=== TO BE DONE ===
Extract all data as written.

=== INPUT MATERIAL ===

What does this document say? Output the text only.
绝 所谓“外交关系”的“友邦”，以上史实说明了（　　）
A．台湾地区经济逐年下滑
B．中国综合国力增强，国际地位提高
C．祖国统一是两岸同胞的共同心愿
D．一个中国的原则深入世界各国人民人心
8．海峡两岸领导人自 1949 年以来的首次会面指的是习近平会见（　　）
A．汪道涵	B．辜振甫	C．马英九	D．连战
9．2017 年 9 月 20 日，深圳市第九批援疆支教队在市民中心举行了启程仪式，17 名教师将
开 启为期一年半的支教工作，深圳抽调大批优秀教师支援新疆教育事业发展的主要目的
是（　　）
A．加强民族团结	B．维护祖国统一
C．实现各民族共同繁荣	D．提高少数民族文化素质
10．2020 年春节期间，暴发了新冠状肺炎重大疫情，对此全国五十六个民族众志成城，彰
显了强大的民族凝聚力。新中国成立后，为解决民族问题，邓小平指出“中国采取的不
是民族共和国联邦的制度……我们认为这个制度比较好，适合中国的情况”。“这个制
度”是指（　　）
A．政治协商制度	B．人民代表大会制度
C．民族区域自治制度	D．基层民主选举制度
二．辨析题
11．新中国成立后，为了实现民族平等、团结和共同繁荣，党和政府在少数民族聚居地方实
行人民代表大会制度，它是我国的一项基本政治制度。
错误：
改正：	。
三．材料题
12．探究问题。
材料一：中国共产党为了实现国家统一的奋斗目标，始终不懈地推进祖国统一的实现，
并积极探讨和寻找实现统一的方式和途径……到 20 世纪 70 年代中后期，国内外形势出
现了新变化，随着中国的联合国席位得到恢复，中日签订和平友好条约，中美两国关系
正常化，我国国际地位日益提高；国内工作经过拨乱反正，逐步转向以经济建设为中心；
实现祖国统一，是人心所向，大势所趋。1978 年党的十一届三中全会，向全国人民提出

=== WRITTEN REPLY ===
What does this document say? Output the text only.
绝 所谓“外交关系”的“友邦”，以上史实说明了（　　）
A．台湾地区经济逐年下滑
B．中国综合国力增强，国际地位提高
C．祖国统一是两岸同胞的共同心愿
D．一个中国的原则深入世界各国人民人心
8．海峡两岸领导人自 1949 年以来的首次会面指的是习近平会见（　　）
A．汪道涵	B．辜振甫	C．马英九	D．连战
9．2017 年 9 月 20 日，深圳市第九批援疆支教队在市民中心举行了启程仪式，17 名教师将
开 启为期一年半的支教工作，深圳抽调大批优秀教师支援新疆教育事业发展的主要目的
是（　　）
A．加强民族团结	B．维护祖国统一
C．实现各民族共同繁荣	D．提高少数民族文化素质
10．2020 年春节期间，暴发了新冠状肺炎重大疫情，对此全国五十六个民族众志成城，彰
显了强大的民族凝聚力。新中国成立后，为解决民族问题，邓小平指出“中国采取的不
是民族共和国联邦的制度……我们认为这个制度比较好，适合中国的情况”。“这个制
度”是指（　　）
A．政治协商制度	B．人民代表大会制度
C．民族区域自治制度	D．基层民主选举制度
二．辨析题
11．新中国成立后，为了实现民族平等、团结和共同繁荣，党和政府在少数民族聚居地方实
行人民代表大会制度，它是我国的一项基本政治制度。
错误：
改正：	。
三．材料题
12．探究问题。
材料一：中国共产党为了实现国家统一的奋斗目标，始终不懈地推进祖国统一的实现，
并积极探讨和寻找实现统一的方式和途径……到 20 世纪 70 年代中后期，国内外形势出
现了新变化，随着中国的联合国席位得到恢复，中日签订和平友好条约，中美两国关系
正常化，我国国际地位日益提高；国内工作经过拨乱反正，逐步转向以经济建设为中心；
实现祖国统一，是人心所向，大势所趋。1978 年党的十一届三中全会，向全国人民提出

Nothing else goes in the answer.